-- BEGIN --

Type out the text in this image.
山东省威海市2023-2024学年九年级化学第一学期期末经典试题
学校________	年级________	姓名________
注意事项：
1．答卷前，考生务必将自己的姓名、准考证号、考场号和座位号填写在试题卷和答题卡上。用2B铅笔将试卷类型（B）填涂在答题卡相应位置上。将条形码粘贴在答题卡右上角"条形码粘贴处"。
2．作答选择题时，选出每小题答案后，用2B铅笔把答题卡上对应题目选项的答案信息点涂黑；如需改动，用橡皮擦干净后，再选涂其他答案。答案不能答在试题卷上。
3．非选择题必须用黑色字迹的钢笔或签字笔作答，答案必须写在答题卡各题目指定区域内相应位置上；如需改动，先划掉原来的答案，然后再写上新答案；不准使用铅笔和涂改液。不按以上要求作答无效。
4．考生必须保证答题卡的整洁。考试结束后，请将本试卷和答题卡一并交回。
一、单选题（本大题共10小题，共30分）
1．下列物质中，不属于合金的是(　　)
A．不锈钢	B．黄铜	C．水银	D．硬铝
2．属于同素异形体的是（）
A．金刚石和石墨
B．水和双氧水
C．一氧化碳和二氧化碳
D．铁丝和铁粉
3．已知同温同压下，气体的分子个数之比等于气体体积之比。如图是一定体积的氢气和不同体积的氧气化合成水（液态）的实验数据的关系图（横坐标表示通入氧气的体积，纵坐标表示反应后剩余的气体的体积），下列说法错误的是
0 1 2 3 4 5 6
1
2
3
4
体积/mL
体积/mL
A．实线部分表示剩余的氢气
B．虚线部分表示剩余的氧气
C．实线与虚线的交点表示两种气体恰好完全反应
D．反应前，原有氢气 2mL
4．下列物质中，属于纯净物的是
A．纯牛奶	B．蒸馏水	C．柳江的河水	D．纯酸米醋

-- END --
-- BEGIN --

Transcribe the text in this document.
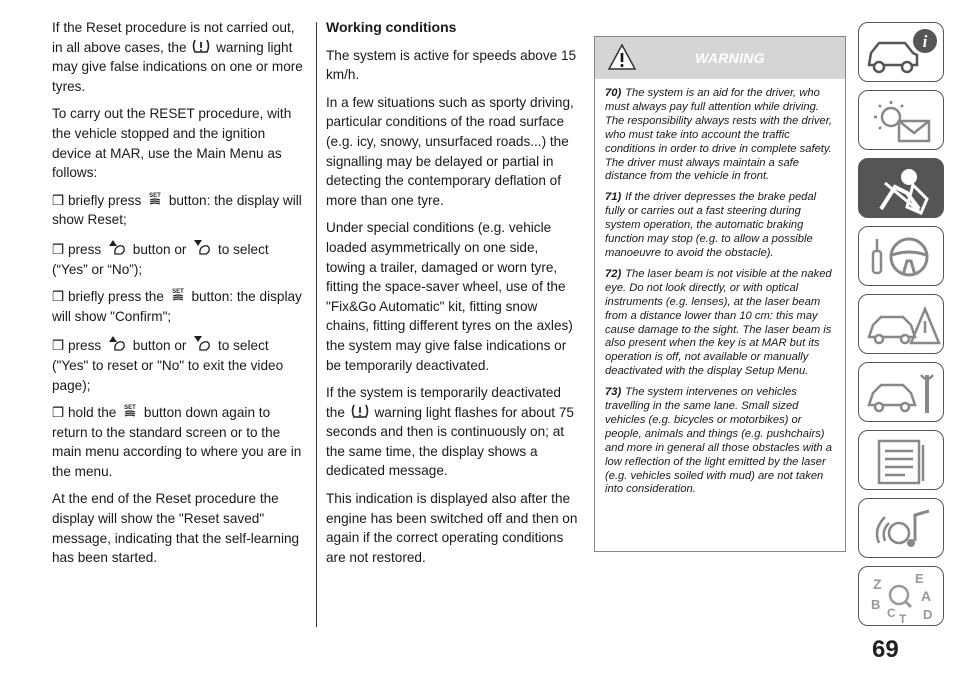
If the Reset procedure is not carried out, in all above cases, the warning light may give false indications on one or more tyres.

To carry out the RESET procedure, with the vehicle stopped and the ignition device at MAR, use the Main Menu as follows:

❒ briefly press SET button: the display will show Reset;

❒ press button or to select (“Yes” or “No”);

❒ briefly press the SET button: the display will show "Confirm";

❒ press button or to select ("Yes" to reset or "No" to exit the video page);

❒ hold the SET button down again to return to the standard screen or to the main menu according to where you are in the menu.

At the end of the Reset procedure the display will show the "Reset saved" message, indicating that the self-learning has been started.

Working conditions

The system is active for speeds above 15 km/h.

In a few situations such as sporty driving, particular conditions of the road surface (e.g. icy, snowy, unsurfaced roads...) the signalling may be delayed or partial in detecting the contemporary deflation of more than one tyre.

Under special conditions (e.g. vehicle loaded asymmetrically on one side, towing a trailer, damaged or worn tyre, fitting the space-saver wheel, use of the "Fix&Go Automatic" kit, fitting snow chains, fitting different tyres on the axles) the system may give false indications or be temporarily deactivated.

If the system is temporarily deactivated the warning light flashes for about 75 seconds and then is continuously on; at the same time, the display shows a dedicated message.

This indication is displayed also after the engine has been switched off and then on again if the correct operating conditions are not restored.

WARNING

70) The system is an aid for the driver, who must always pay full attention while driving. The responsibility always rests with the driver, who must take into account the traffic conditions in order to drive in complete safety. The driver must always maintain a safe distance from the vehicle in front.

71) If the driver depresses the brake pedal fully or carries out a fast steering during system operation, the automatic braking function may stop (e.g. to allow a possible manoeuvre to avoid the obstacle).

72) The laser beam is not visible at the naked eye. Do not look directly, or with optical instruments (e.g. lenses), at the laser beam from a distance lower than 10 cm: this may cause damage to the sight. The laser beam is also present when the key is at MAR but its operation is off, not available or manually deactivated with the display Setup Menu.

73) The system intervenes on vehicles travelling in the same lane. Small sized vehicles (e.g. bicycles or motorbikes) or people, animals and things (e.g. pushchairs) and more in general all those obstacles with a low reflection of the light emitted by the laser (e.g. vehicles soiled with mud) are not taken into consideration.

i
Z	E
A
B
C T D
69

-- END --

● **DO THIS**: Scan the records for the string "text". Copy each line in which it appears.

● **FINAL RESULT**:
Type out the text in this image.
Transcribe the text in this document.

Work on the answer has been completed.